SET PROBLEM - Each line containing the word "image" should be found and copied.

== EXTRACTED RECORDS ==

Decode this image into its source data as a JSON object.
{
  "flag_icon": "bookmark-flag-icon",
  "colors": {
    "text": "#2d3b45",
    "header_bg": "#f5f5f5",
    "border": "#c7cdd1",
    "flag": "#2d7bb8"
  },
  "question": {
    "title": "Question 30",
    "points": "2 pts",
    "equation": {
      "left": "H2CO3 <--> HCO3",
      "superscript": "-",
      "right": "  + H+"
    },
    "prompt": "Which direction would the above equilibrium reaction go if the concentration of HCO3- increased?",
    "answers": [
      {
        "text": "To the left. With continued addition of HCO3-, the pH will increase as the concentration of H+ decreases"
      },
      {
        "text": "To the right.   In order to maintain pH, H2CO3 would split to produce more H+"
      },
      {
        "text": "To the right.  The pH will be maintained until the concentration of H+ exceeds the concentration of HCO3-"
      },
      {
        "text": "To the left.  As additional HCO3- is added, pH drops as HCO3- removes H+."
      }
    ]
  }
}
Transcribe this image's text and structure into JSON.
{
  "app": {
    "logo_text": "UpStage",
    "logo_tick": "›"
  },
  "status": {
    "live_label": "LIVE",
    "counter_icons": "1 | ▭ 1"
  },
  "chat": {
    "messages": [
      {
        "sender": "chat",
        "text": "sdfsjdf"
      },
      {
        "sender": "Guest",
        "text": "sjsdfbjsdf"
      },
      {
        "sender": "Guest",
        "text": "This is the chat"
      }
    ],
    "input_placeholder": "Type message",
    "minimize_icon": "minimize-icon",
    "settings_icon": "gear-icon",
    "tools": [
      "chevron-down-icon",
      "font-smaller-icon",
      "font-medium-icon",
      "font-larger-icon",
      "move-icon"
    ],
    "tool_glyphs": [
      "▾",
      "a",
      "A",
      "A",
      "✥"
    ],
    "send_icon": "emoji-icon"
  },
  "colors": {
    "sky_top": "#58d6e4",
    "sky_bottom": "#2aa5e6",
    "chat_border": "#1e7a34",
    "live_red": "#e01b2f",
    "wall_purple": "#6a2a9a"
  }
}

===

COMPLETE RESPONSE -
Decode this image into its source data as a JSON object.
Transcribe this image's text and structure into JSON.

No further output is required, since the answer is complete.